** start of EXTRACTED MATERIAL **

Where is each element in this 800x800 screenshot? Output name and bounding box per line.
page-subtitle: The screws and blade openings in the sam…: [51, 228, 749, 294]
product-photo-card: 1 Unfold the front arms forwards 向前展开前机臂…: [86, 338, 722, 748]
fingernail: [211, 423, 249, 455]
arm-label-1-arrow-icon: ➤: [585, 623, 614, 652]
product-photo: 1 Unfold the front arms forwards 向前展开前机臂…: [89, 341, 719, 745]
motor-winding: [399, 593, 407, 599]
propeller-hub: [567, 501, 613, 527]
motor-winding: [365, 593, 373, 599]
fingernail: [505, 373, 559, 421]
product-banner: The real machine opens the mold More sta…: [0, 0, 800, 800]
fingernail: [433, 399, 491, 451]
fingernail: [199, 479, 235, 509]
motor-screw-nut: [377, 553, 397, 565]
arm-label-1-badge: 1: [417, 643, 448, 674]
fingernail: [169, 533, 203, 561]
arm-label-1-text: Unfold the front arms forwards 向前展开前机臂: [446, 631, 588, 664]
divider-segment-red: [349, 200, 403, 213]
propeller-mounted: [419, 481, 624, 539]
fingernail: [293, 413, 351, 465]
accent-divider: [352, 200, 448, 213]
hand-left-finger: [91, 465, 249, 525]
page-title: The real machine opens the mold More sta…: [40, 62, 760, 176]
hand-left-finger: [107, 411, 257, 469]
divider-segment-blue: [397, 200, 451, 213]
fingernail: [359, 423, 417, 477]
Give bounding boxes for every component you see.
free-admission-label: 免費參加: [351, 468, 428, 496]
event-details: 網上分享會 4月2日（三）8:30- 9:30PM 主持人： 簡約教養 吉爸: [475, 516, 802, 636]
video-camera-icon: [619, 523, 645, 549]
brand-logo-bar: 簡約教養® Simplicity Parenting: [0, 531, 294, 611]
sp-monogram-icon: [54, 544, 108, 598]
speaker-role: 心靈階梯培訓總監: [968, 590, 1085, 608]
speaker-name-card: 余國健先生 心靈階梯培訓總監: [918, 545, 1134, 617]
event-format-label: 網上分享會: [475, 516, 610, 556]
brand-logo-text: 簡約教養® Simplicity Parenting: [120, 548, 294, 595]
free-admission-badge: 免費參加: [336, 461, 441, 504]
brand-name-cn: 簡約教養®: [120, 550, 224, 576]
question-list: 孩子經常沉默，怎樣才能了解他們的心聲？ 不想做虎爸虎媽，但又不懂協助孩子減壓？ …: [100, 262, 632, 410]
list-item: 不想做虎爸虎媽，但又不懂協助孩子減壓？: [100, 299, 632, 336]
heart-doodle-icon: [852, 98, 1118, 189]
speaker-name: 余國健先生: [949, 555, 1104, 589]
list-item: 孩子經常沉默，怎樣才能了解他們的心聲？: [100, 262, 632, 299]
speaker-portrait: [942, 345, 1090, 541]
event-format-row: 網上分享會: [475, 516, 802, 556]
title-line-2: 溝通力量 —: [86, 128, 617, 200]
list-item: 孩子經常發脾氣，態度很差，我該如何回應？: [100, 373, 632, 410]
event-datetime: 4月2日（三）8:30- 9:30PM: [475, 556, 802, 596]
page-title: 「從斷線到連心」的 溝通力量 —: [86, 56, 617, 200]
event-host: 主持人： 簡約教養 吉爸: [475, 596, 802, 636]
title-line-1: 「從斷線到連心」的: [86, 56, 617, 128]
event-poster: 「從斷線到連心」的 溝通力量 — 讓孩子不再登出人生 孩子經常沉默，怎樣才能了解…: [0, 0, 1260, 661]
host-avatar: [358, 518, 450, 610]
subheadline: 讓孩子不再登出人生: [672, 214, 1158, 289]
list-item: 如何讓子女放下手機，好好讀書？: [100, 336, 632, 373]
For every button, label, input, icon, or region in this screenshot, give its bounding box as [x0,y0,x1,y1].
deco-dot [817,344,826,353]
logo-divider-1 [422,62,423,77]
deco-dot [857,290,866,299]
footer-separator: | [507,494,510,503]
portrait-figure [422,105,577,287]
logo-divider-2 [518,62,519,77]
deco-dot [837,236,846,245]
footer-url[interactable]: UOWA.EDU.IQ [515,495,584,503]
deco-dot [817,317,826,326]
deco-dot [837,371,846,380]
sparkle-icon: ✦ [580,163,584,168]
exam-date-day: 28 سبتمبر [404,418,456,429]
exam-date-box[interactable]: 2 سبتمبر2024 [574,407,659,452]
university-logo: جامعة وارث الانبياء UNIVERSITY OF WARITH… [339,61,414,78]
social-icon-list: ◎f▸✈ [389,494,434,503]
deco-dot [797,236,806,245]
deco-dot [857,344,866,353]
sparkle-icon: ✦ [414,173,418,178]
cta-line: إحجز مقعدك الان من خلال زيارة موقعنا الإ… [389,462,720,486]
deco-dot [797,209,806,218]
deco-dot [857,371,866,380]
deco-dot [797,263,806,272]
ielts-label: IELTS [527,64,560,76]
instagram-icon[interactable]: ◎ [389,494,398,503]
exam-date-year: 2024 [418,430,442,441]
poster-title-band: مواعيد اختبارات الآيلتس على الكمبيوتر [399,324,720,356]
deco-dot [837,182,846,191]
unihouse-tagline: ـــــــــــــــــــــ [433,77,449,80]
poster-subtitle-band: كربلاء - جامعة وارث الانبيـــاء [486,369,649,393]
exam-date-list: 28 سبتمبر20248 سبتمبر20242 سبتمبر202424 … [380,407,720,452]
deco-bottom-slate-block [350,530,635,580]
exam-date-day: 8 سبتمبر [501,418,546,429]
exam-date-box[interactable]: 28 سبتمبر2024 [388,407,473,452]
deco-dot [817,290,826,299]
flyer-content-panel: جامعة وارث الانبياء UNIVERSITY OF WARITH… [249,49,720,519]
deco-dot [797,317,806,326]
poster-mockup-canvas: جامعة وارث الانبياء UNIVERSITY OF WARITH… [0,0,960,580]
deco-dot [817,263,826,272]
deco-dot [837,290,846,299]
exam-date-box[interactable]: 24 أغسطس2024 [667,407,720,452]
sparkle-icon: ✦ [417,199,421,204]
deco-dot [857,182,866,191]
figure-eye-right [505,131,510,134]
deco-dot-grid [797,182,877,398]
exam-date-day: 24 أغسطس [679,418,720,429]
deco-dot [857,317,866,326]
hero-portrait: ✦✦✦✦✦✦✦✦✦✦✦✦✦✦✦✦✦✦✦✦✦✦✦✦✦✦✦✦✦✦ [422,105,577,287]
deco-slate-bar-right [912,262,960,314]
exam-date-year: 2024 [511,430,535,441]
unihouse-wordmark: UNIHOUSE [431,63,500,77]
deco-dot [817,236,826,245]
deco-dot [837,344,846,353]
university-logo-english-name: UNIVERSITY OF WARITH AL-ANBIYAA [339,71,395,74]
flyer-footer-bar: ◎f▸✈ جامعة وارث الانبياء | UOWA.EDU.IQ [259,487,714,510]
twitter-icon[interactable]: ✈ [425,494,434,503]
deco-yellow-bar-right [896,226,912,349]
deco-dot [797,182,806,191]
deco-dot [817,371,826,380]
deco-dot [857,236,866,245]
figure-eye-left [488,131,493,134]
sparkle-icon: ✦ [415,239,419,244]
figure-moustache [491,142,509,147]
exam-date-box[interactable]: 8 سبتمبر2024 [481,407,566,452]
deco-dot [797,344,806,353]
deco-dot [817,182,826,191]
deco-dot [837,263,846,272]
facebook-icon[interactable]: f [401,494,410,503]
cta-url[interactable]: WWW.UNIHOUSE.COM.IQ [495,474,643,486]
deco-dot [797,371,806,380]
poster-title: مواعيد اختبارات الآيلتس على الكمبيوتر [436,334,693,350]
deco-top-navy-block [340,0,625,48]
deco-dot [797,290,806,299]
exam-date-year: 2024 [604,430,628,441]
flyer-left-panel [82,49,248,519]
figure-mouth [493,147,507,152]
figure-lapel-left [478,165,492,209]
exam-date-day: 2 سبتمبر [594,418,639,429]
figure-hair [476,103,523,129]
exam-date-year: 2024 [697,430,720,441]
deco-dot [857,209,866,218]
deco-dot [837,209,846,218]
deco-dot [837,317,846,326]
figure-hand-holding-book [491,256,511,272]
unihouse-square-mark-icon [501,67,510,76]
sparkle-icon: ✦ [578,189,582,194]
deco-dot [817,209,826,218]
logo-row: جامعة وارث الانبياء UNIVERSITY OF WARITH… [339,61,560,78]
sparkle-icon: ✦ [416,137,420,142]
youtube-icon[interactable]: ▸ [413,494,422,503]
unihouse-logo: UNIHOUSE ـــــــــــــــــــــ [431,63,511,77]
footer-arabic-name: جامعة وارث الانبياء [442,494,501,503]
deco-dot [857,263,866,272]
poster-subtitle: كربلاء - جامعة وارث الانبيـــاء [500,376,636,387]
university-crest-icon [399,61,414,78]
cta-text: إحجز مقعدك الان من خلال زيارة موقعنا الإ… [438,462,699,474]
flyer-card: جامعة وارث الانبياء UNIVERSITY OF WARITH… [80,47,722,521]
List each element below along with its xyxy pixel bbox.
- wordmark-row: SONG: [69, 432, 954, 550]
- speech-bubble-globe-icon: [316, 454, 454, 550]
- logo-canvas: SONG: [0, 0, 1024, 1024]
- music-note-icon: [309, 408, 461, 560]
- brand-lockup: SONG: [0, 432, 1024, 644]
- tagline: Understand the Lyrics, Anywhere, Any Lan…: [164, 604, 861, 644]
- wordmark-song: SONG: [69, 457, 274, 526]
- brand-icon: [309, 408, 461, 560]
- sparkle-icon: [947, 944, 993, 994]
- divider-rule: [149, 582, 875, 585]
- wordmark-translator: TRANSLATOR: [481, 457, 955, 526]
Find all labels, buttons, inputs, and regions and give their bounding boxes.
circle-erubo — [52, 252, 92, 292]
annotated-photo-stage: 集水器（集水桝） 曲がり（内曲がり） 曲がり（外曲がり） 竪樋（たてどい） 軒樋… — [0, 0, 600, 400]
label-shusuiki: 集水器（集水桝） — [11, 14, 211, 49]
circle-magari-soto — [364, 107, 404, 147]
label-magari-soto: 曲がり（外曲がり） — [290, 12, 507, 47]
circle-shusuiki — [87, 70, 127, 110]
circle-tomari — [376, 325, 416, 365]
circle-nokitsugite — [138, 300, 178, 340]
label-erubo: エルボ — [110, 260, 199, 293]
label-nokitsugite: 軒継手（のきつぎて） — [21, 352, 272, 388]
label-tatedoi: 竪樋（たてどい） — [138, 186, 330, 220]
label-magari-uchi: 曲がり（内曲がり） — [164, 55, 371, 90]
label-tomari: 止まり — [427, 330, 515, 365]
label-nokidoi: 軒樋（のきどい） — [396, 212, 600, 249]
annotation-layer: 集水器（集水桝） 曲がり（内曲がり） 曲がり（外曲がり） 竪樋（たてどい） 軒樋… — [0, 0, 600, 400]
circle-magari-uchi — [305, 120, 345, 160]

** end of EXTRACTED MATERIAL **

▶ [WHAT IS BEING ASKED]: Can you copy the listing word for word, from its first line through the line containing "propeller-hub: [567, 501, 613, 527]", including that line?

▶ [WRITTEN SOLUTION]:
Where is each element in this 800x800 screenshot? Output name and bounding box per line.
page-subtitle: The screws and blade openings in the sam…: [51, 228, 749, 294]
product-photo-card: 1 Unfold the front arms forwards 向前展开前机臂…: [86, 338, 722, 748]
fingernail: [211, 423, 249, 455]
arm-label-1-arrow-icon: ➤: [585, 623, 614, 652]
product-photo: 1 Unfold the front arms forwards 向前展开前机臂…: [89, 341, 719, 745]
motor-winding: [399, 593, 407, 599]
propeller-hub: [567, 501, 613, 527]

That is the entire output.